## Alıştırma yönergesi
Aşağıdaki verilerin tüm satırlarını hiçbir değişiklik yapmadan aynen yazın.
***** Sağlanan veriler *****
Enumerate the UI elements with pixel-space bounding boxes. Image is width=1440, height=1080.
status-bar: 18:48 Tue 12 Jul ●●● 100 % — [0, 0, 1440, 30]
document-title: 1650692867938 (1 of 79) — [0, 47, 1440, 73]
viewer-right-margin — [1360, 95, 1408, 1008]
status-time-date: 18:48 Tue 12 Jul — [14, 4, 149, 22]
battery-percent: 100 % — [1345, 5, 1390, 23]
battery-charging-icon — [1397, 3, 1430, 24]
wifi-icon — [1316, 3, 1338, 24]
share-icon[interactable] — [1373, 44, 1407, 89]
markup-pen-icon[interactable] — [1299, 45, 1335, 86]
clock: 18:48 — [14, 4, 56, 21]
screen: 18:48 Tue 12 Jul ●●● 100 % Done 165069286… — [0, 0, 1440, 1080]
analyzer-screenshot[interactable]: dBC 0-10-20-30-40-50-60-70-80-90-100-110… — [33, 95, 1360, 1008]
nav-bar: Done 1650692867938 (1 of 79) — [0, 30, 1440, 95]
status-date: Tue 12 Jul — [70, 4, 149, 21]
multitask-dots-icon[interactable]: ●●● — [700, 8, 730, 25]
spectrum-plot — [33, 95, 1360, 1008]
*****
## Tamamlanan görev
Enumerate the UI elements with pixel-space bounding boxes. Image is width=1440, height=1080.
status-bar: 18:48 Tue 12 Jul ●●● 100 % — [0, 0, 1440, 30]
document-title: 1650692867938 (1 of 79) — [0, 47, 1440, 73]
viewer-right-margin — [1360, 95, 1408, 1008]
status-time-date: 18:48 Tue 12 Jul — [14, 4, 149, 22]
battery-percent: 100 % — [1345, 5, 1390, 23]
battery-charging-icon — [1397, 3, 1430, 24]
wifi-icon — [1316, 3, 1338, 24]
share-icon[interactable] — [1373, 44, 1407, 89]
markup-pen-icon[interactable] — [1299, 45, 1335, 86]
clock: 18:48 — [14, 4, 56, 21]
screen: 18:48 Tue 12 Jul ●●● 100 % Done 165069286… — [0, 0, 1440, 1080]
analyzer-screenshot[interactable]: dBC 0-10-20-30-40-50-60-70-80-90-100-110… — [33, 95, 1360, 1008]
nav-bar: Done 1650692867938 (1 of 79) — [0, 30, 1440, 95]
status-date: Tue 12 Jul — [70, 4, 149, 21]
multitask-dots-icon[interactable]: ●●● — [700, 8, 730, 25]
spectrum-plot — [33, 95, 1360, 1008]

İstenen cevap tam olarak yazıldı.